## Problem to work on
Answer with one number: the count of lines in this material that hold the word "targeted".

◇ ◇ ◇ ◇ ◇ ◇ ◇

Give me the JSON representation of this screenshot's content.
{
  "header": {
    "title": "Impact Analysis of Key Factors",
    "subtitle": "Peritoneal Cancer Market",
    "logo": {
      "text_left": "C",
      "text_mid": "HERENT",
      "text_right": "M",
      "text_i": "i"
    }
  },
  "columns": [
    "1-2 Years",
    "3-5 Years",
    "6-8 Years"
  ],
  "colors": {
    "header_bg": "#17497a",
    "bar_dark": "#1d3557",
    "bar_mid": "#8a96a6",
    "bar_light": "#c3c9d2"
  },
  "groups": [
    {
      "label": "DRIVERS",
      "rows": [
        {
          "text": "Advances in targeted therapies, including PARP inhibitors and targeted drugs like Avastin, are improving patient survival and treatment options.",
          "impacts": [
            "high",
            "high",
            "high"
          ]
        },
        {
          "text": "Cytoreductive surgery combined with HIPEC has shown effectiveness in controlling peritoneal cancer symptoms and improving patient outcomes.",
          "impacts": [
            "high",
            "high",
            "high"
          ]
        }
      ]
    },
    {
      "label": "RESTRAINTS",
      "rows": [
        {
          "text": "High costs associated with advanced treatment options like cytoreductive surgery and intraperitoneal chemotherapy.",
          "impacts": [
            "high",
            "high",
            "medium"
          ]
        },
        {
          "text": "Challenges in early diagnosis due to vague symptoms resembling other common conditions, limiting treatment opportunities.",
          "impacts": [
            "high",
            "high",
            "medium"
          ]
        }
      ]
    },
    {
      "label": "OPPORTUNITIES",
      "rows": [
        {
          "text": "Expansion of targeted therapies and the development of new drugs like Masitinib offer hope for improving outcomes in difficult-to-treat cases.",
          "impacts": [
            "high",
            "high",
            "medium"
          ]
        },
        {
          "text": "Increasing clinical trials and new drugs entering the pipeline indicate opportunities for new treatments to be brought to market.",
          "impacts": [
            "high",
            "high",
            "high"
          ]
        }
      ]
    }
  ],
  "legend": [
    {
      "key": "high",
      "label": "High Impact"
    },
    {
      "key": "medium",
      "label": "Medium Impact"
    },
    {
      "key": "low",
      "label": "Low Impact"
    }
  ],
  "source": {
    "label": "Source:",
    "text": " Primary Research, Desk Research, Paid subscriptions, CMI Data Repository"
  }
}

◇ ◇ ◇ ◇ ◇ ◇ ◇

## Expected output
2